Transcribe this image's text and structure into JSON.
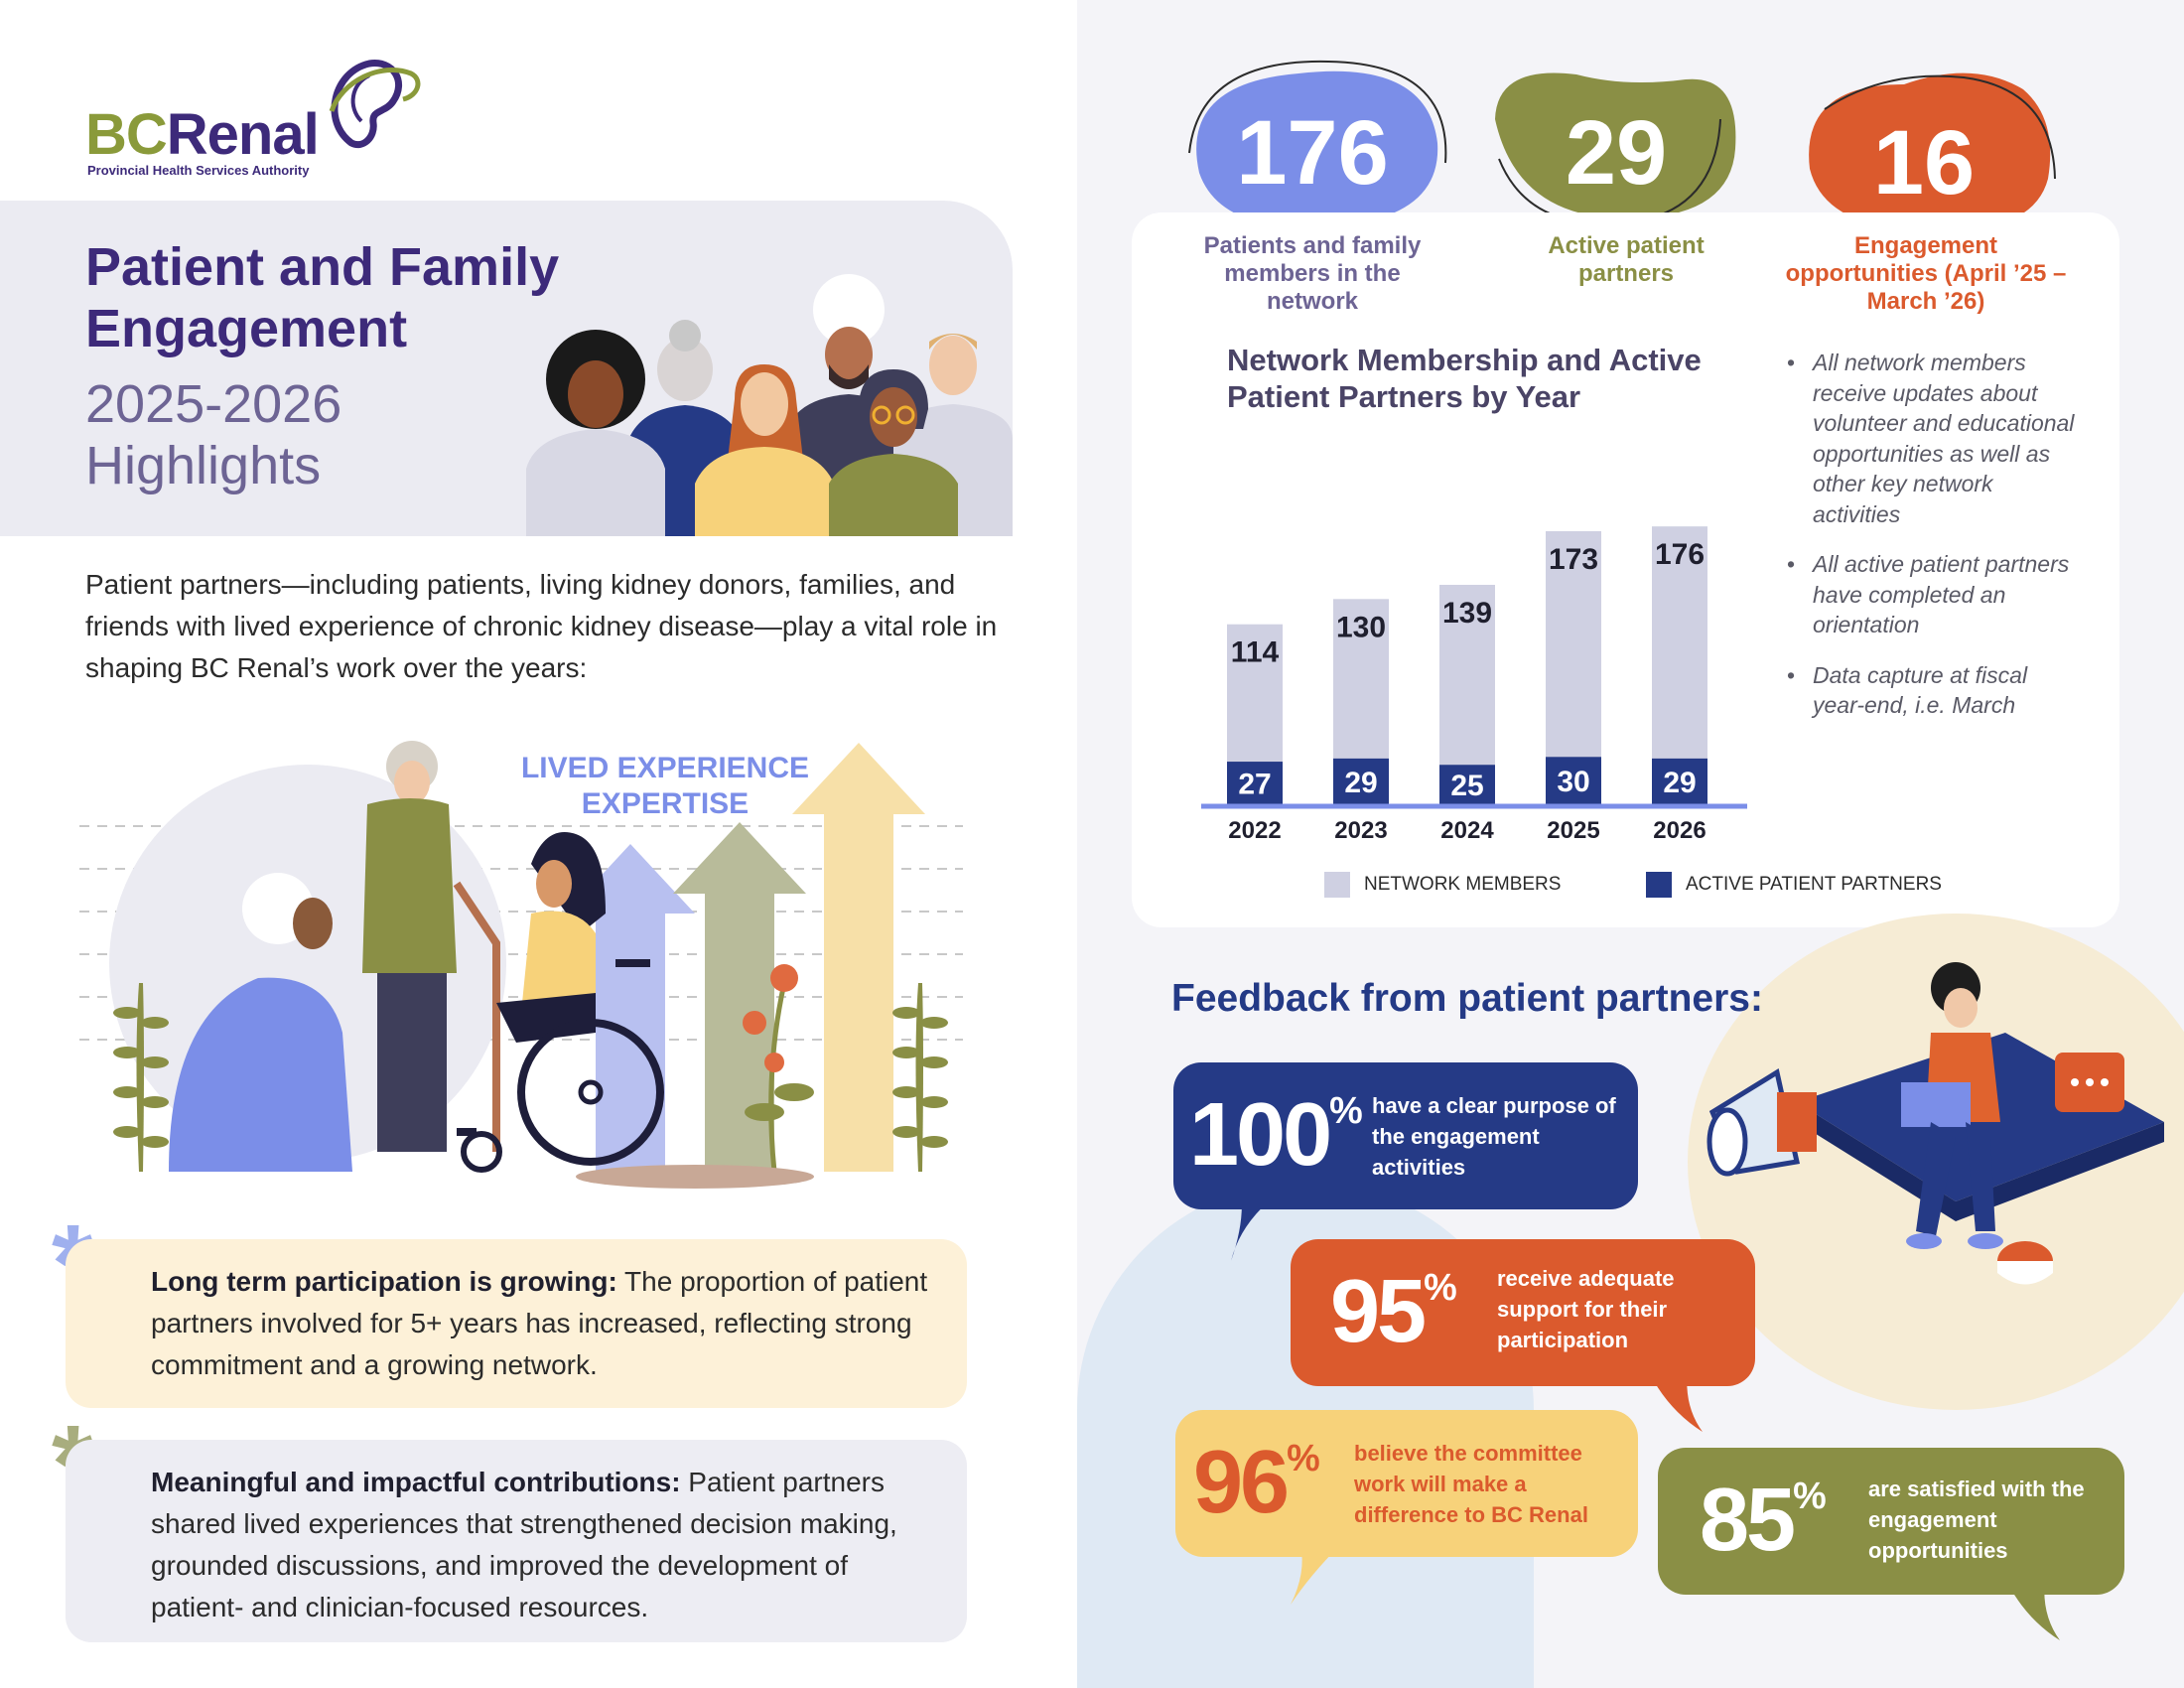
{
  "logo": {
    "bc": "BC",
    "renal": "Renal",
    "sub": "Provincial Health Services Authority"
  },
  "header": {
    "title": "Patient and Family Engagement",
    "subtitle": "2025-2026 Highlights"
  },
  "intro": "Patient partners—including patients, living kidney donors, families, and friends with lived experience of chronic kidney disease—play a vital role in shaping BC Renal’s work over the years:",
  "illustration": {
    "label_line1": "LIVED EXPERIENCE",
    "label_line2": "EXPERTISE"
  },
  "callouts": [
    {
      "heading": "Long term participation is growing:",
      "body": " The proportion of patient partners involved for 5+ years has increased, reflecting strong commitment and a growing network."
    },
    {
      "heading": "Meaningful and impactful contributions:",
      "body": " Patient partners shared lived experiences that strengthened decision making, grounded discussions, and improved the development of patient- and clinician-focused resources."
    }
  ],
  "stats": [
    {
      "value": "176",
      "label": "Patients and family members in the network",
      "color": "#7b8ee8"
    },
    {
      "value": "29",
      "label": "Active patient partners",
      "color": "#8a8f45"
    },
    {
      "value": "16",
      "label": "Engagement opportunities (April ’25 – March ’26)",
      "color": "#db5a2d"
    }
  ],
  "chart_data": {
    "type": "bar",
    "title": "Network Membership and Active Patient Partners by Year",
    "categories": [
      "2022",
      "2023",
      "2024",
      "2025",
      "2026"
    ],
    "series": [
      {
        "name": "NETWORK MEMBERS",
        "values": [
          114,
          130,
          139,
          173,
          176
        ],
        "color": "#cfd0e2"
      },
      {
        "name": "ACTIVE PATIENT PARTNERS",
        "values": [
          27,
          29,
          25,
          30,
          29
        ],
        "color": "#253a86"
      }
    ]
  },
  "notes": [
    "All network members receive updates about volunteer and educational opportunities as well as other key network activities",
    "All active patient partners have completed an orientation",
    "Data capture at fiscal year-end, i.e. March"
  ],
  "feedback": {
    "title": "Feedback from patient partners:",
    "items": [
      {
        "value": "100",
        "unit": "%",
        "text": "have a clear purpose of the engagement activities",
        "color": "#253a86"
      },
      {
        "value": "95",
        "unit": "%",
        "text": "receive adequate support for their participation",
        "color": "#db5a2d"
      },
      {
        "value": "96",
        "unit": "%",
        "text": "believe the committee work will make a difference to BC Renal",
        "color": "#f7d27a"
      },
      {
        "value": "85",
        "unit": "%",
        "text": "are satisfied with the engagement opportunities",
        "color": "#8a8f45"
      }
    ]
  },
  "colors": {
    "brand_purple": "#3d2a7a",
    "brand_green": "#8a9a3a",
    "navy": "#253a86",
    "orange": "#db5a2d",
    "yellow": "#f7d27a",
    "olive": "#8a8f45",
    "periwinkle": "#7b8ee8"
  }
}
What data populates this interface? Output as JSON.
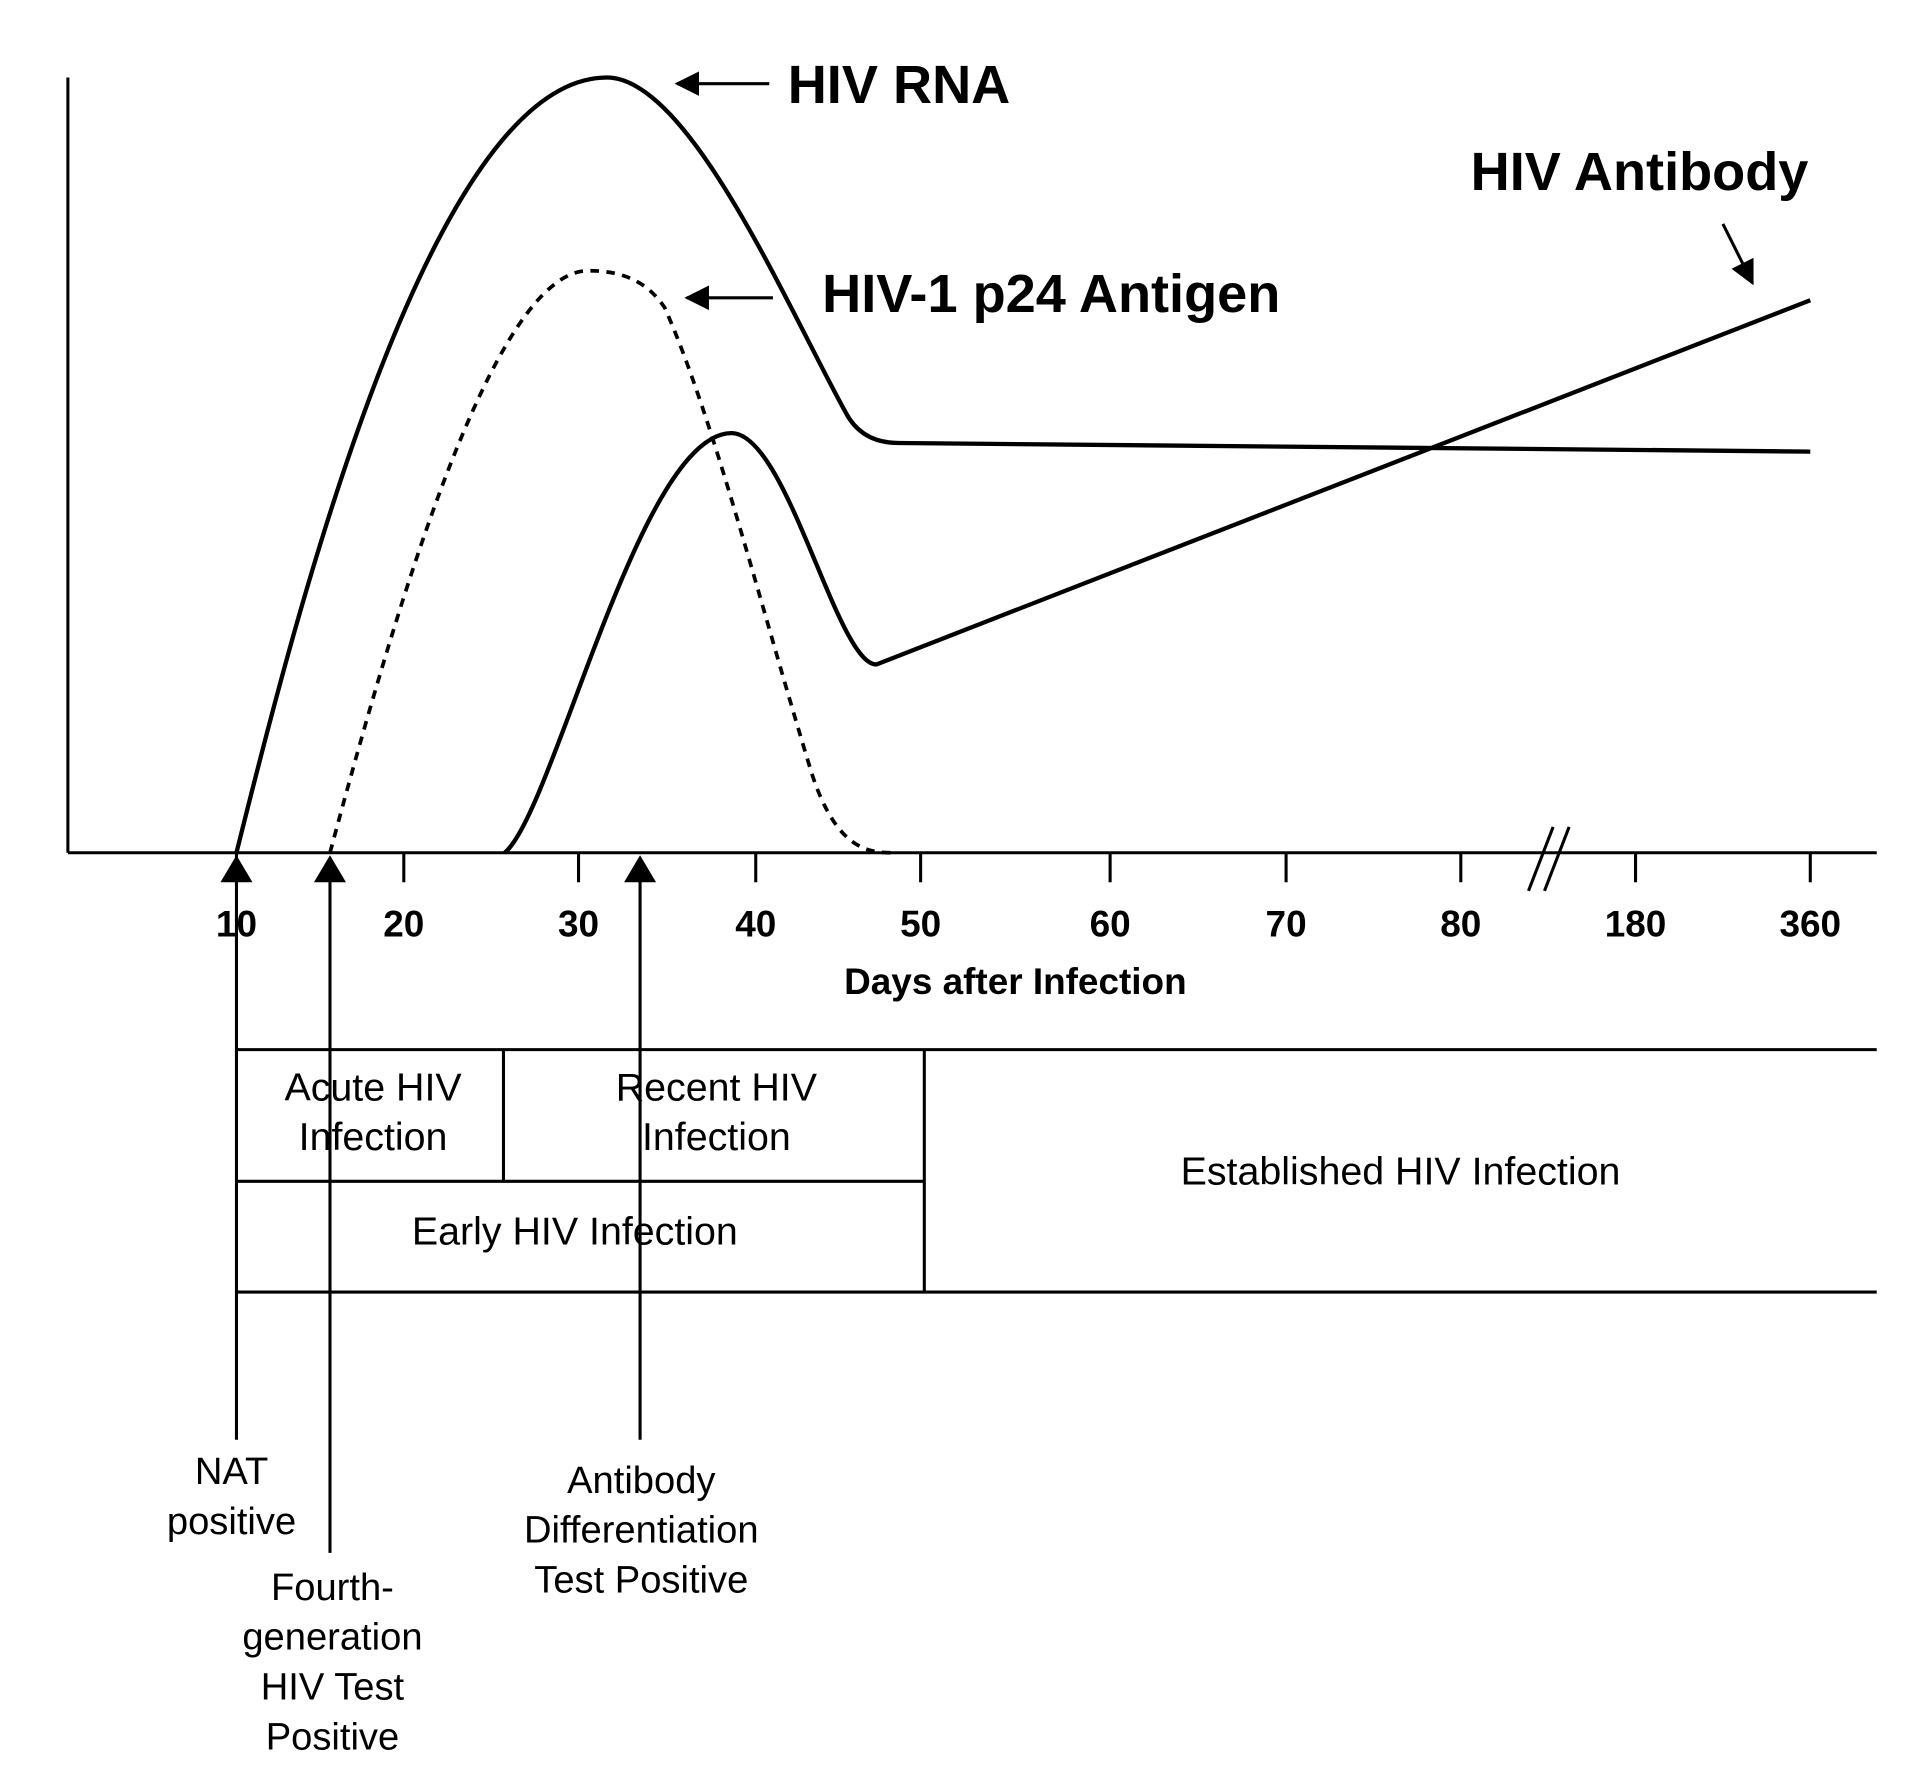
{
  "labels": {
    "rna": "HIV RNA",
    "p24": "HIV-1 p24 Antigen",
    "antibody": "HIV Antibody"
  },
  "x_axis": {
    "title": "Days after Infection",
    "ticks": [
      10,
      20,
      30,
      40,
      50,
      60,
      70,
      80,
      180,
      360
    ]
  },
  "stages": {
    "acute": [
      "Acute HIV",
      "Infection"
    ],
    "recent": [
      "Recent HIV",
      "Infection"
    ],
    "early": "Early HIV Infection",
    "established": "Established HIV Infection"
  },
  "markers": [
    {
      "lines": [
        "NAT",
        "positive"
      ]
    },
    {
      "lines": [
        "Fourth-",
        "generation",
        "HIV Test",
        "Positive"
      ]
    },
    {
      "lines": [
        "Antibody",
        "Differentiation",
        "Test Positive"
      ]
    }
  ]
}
- - - -
◆ Work required
For each line in the entries that contains the string "name", make a copy.

◆ Response for this exercise
        "name": "NETWORK MEMBERS",
        "name": "ACTIVE PATIENT PARTNERS",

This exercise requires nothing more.